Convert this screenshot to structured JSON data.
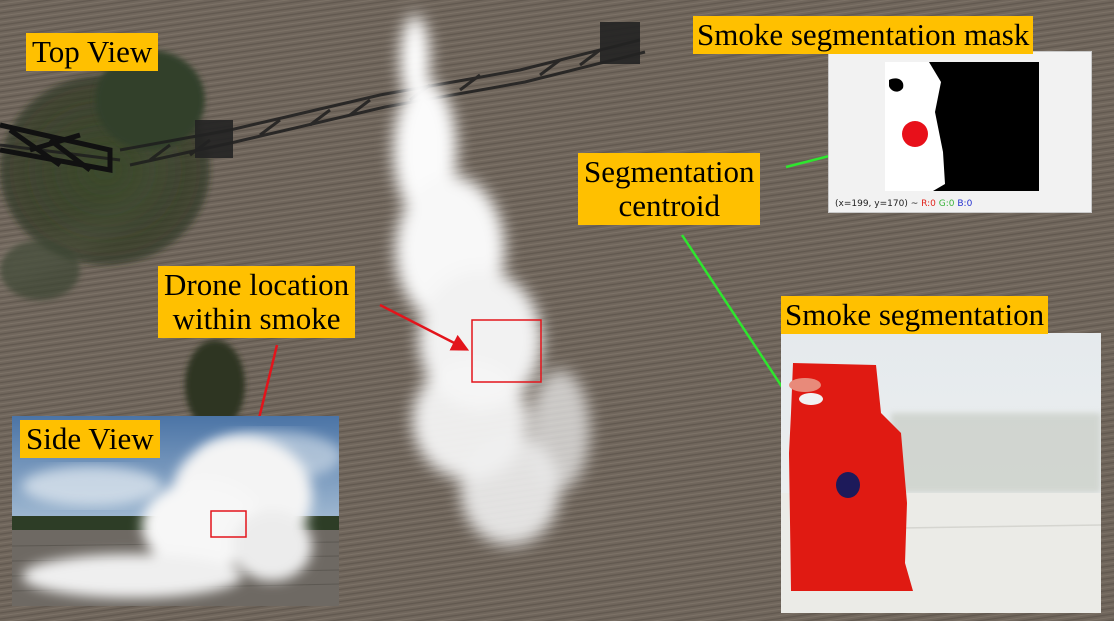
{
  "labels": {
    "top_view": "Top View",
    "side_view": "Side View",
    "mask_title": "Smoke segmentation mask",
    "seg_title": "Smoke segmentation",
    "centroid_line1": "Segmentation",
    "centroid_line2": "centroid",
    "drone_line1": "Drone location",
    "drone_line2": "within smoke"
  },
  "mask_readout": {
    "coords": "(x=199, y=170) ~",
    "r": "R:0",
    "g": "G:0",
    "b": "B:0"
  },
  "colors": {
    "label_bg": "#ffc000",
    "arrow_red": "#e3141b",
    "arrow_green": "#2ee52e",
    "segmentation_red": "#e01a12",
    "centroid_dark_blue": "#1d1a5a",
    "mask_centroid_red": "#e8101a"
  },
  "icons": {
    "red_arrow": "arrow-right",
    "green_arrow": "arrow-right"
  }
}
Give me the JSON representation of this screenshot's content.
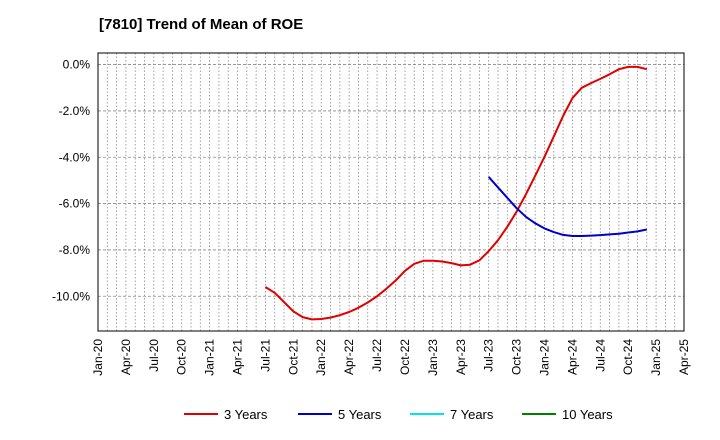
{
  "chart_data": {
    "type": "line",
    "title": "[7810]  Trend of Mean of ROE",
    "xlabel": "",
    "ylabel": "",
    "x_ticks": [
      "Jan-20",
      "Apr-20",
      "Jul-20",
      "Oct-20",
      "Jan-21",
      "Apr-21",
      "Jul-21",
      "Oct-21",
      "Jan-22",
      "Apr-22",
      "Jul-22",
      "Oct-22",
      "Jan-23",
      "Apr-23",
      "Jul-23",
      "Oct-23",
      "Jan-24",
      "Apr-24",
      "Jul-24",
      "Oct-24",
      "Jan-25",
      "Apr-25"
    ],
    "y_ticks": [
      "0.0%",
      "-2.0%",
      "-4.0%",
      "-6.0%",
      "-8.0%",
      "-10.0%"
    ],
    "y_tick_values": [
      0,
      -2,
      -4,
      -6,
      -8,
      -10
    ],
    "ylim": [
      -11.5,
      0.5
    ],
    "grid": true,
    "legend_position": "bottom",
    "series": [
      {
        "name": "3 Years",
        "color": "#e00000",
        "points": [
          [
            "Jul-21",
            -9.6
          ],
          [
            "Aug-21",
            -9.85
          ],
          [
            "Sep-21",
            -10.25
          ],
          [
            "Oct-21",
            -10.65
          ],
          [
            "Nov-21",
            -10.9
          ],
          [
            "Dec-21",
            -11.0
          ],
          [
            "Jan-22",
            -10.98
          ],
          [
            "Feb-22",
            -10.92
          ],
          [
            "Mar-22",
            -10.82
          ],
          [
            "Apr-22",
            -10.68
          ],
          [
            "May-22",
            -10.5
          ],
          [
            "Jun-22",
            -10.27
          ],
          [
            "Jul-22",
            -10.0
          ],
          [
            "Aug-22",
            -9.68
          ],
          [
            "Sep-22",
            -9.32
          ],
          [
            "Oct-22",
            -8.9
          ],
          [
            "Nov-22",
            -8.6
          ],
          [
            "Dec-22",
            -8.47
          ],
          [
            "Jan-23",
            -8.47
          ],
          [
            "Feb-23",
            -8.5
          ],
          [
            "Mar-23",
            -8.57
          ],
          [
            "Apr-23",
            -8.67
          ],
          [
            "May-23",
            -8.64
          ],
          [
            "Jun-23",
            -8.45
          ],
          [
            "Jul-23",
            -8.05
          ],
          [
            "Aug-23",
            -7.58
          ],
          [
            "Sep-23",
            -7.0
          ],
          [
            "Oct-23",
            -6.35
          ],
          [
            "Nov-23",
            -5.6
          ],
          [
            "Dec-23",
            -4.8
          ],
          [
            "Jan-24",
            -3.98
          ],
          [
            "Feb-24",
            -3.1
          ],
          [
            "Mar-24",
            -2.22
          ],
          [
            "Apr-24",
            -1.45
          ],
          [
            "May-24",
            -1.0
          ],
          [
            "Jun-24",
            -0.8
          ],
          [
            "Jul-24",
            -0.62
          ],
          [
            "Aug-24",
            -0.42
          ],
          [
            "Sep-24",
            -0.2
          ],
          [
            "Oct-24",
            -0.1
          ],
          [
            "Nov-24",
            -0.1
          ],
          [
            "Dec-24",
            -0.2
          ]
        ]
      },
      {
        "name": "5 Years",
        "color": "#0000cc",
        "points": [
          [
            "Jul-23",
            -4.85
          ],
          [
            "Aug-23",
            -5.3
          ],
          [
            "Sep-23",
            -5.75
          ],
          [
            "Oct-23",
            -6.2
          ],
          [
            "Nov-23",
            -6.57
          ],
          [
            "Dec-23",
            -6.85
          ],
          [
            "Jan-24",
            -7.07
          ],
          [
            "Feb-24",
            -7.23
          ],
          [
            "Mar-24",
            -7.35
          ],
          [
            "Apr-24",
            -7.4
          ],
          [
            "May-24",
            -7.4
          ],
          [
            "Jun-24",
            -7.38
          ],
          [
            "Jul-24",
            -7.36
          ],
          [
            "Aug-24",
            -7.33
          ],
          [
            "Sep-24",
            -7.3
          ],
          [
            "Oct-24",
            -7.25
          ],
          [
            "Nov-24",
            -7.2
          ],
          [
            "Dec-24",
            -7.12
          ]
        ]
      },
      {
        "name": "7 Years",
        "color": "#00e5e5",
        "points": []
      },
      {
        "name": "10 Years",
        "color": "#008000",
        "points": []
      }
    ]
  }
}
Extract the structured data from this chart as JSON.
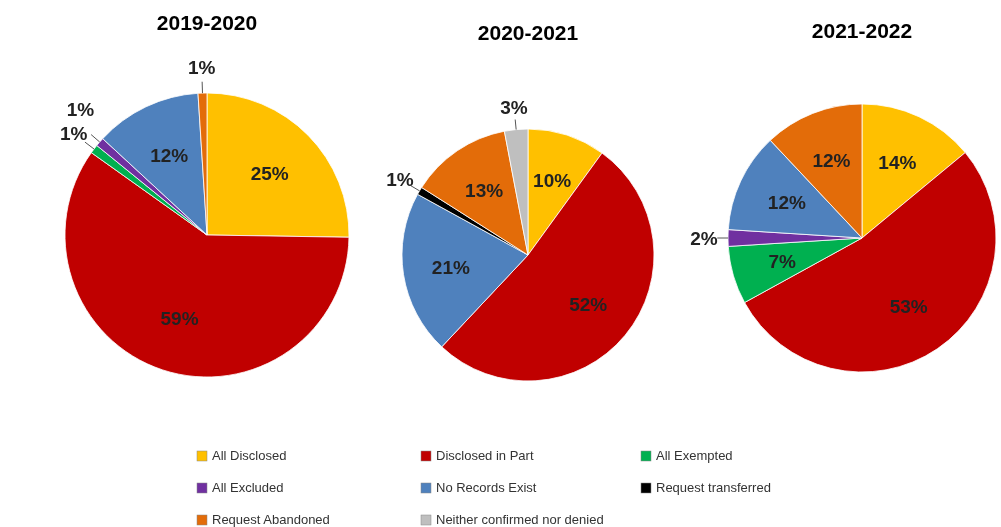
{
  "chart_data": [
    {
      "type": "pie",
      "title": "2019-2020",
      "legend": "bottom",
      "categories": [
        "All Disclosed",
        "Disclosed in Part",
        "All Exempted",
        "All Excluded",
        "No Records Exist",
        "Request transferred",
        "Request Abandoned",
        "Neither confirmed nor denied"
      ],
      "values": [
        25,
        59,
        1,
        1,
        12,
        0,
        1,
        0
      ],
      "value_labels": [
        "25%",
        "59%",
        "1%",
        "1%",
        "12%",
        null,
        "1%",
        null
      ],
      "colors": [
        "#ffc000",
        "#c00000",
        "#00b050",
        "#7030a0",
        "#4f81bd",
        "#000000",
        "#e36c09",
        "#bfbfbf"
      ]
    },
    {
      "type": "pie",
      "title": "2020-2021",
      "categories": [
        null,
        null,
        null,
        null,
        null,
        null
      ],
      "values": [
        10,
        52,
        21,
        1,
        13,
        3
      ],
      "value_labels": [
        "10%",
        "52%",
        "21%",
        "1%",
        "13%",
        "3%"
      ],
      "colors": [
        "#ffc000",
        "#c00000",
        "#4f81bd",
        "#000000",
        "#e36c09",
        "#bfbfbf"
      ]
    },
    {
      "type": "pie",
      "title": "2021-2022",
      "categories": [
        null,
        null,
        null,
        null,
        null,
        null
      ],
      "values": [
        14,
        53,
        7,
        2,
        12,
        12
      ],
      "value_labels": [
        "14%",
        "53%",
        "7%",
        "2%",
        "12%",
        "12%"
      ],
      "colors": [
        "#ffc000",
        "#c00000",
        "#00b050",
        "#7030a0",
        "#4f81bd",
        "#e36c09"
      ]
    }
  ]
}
■ ■ ■ ■ ■ ■ ■
Challenge: Write the records out again in full, exactly, and skip every picture.

Result of this exercise:
Convert this screenshot to structured JSON data.
{
  "labels": {
    "top_view": "Top View",
    "side_view": "Side View",
    "mask_title": "Smoke segmentation mask",
    "seg_title": "Smoke segmentation",
    "centroid_line1": "Segmentation",
    "centroid_line2": "centroid",
    "drone_line1": "Drone location",
    "drone_line2": "within smoke"
  },
  "mask_readout": {
    "coords": "(x=199, y=170) ~",
    "r": "R:0",
    "g": "G:0",
    "b": "B:0"
  },
  "colors": {
    "label_bg": "#ffc000",
    "arrow_red": "#e3141b",
    "arrow_green": "#2ee52e",
    "segmentation_red": "#e01a12",
    "centroid_dark_blue": "#1d1a5a",
    "mask_centroid_red": "#e8101a"
  },
  "icons": {
    "red_arrow": "arrow-right",
    "green_arrow": "arrow-right"
  }
}
Give me the JSON representation of this screenshot's content.
{
  "chart_data": {
    "type": "line",
    "title": "[7810]  Trend of Mean of ROE",
    "xlabel": "",
    "ylabel": "",
    "x_ticks": [
      "Jan-20",
      "Apr-20",
      "Jul-20",
      "Oct-20",
      "Jan-21",
      "Apr-21",
      "Jul-21",
      "Oct-21",
      "Jan-22",
      "Apr-22",
      "Jul-22",
      "Oct-22",
      "Jan-23",
      "Apr-23",
      "Jul-23",
      "Oct-23",
      "Jan-24",
      "Apr-24",
      "Jul-24",
      "Oct-24",
      "Jan-25",
      "Apr-25"
    ],
    "y_ticks": [
      "0.0%",
      "-2.0%",
      "-4.0%",
      "-6.0%",
      "-8.0%",
      "-10.0%"
    ],
    "y_tick_values": [
      0,
      -2,
      -4,
      -6,
      -8,
      -10
    ],
    "ylim": [
      -11.5,
      0.5
    ],
    "grid": true,
    "legend_position": "bottom",
    "series": [
      {
        "name": "3 Years",
        "color": "#e00000",
        "points": [
          [
            "Jul-21",
            -9.6
          ],
          [
            "Aug-21",
            -9.85
          ],
          [
            "Sep-21",
            -10.25
          ],
          [
            "Oct-21",
            -10.65
          ],
          [
            "Nov-21",
            -10.9
          ],
          [
            "Dec-21",
            -11.0
          ],
          [
            "Jan-22",
            -10.98
          ],
          [
            "Feb-22",
            -10.92
          ],
          [
            "Mar-22",
            -10.82
          ],
          [
            "Apr-22",
            -10.68
          ],
          [
            "May-22",
            -10.5
          ],
          [
            "Jun-22",
            -10.27
          ],
          [
            "Jul-22",
            -10.0
          ],
          [
            "Aug-22",
            -9.68
          ],
          [
            "Sep-22",
            -9.32
          ],
          [
            "Oct-22",
            -8.9
          ],
          [
            "Nov-22",
            -8.6
          ],
          [
            "Dec-22",
            -8.47
          ],
          [
            "Jan-23",
            -8.47
          ],
          [
            "Feb-23",
            -8.5
          ],
          [
            "Mar-23",
            -8.57
          ],
          [
            "Apr-23",
            -8.67
          ],
          [
            "May-23",
            -8.64
          ],
          [
            "Jun-23",
            -8.45
          ],
          [
            "Jul-23",
            -8.05
          ],
          [
            "Aug-23",
            -7.58
          ],
          [
            "Sep-23",
            -7.0
          ],
          [
            "Oct-23",
            -6.35
          ],
          [
            "Nov-23",
            -5.6
          ],
          [
            "Dec-23",
            -4.8
          ],
          [
            "Jan-24",
            -3.98
          ],
          [
            "Feb-24",
            -3.1
          ],
          [
            "Mar-24",
            -2.22
          ],
          [
            "Apr-24",
            -1.45
          ],
          [
            "May-24",
            -1.0
          ],
          [
            "Jun-24",
            -0.8
          ],
          [
            "Jul-24",
            -0.62
          ],
          [
            "Aug-24",
            -0.42
          ],
          [
            "Sep-24",
            -0.2
          ],
          [
            "Oct-24",
            -0.1
          ],
          [
            "Nov-24",
            -0.1
          ],
          [
            "Dec-24",
            -0.2
          ]
        ]
      },
      {
        "name": "5 Years",
        "color": "#0000cc",
        "points": [
          [
            "Jul-23",
            -4.85
          ],
          [
            "Aug-23",
            -5.3
          ],
          [
            "Sep-23",
            -5.75
          ],
          [
            "Oct-23",
            -6.2
          ],
          [
            "Nov-23",
            -6.57
          ],
          [
            "Dec-23",
            -6.85
          ],
          [
            "Jan-24",
            -7.07
          ],
          [
            "Feb-24",
            -7.23
          ],
          [
            "Mar-24",
            -7.35
          ],
          [
            "Apr-24",
            -7.4
          ],
          [
            "May-24",
            -7.4
          ],
          [
            "Jun-24",
            -7.38
          ],
          [
            "Jul-24",
            -7.36
          ],
          [
            "Aug-24",
            -7.33
          ],
          [
            "Sep-24",
            -7.3
          ],
          [
            "Oct-24",
            -7.25
          ],
          [
            "Nov-24",
            -7.2
          ],
          [
            "Dec-24",
            -7.12
          ]
        ]
      },
      {
        "name": "7 Years",
        "color": "#00e5e5",
        "points": []
      },
      {
        "name": "10 Years",
        "color": "#008000",
        "points": []
      }
    ]
  }
}
Extract the structured data from this chart as JSON.
{
  "chart_data": [
    {
      "type": "pie",
      "title": "2019-2020",
      "legend": "bottom",
      "categories": [
        "All Disclosed",
        "Disclosed in Part",
        "All Exempted",
        "All Excluded",
        "No Records Exist",
        "Request transferred",
        "Request Abandoned",
        "Neither confirmed nor denied"
      ],
      "values": [
        25,
        59,
        1,
        1,
        12,
        0,
        1,
        0
      ],
      "value_labels": [
        "25%",
        "59%",
        "1%",
        "1%",
        "12%",
        null,
        "1%",
        null
      ],
      "colors": [
        "#ffc000",
        "#c00000",
        "#00b050",
        "#7030a0",
        "#4f81bd",
        "#000000",
        "#e36c09",
        "#bfbfbf"
      ]
    },
    {
      "type": "pie",
      "title": "2020-2021",
      "categories": [
        null,
        null,
        null,
        null,
        null,
        null
      ],
      "values": [
        10,
        52,
        21,
        1,
        13,
        3
      ],
      "value_labels": [
        "10%",
        "52%",
        "21%",
        "1%",
        "13%",
        "3%"
      ],
      "colors": [
        "#ffc000",
        "#c00000",
        "#4f81bd",
        "#000000",
        "#e36c09",
        "#bfbfbf"
      ]
    },
    {
      "type": "pie",
      "title": "2021-2022",
      "categories": [
        null,
        null,
        null,
        null,
        null,
        null
      ],
      "values": [
        14,
        53,
        7,
        2,
        12,
        12
      ],
      "value_labels": [
        "14%",
        "53%",
        "7%",
        "2%",
        "12%",
        "12%"
      ],
      "colors": [
        "#ffc000",
        "#c00000",
        "#00b050",
        "#7030a0",
        "#4f81bd",
        "#e36c09"
      ]
    }
  ]
}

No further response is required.